Please tally the lines below that contain the string "from" and reply with that figure only.

*** Begin section ***

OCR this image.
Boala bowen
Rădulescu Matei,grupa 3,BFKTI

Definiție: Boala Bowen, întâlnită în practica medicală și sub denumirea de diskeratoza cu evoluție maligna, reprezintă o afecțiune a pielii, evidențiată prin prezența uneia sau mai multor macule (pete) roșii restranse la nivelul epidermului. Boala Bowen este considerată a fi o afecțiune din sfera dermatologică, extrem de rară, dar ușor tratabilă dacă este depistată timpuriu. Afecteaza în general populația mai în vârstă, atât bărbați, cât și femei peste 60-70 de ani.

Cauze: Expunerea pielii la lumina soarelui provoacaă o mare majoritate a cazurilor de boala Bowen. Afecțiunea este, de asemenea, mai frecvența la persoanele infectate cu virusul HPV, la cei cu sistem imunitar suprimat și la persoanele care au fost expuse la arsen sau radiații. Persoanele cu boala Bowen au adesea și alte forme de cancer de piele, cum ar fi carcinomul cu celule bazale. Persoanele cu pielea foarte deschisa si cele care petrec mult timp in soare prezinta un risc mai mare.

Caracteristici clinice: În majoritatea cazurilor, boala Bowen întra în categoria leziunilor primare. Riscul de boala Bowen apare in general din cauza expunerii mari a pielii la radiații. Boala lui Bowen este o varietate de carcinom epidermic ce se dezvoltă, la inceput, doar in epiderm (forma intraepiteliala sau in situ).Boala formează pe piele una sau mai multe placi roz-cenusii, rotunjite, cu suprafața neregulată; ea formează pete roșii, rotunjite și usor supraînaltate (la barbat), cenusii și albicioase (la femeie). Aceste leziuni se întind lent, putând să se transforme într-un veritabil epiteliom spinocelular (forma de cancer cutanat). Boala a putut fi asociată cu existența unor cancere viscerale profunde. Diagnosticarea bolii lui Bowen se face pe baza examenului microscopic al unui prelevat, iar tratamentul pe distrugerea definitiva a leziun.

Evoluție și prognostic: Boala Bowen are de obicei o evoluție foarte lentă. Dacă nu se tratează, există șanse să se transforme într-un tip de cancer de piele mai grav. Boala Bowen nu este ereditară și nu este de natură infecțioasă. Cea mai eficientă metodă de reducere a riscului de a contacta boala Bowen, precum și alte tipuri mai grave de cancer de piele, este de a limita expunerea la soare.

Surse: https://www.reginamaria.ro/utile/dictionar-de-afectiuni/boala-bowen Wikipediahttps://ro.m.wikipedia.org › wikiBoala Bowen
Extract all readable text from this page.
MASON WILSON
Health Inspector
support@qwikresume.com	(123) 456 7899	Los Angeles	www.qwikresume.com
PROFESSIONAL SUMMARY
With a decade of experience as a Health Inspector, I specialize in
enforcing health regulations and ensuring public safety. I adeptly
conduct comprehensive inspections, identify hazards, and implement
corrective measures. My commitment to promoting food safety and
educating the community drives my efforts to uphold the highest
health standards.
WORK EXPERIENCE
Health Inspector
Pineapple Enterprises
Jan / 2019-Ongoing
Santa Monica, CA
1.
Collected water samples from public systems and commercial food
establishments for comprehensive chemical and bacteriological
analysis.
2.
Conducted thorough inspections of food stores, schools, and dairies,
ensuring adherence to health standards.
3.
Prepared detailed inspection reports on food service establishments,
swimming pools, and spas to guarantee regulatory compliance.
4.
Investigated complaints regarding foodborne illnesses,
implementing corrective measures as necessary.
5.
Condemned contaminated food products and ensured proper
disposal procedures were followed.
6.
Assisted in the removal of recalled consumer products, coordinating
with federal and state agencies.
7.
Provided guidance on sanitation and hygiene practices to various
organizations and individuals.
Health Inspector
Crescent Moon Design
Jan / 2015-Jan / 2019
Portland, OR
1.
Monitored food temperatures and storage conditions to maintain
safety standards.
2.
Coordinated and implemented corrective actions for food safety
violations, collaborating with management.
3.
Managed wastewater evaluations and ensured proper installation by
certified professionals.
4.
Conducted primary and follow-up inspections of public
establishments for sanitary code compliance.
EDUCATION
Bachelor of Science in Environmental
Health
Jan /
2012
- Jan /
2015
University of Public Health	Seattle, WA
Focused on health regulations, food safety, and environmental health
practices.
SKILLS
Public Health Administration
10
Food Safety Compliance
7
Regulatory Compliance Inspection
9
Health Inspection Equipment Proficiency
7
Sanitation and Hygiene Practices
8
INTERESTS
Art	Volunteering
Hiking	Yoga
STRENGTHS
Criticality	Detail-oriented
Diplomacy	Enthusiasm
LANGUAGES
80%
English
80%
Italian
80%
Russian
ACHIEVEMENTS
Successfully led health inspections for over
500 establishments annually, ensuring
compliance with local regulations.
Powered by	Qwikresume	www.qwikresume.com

*** End section ***

◆ Answer area: 2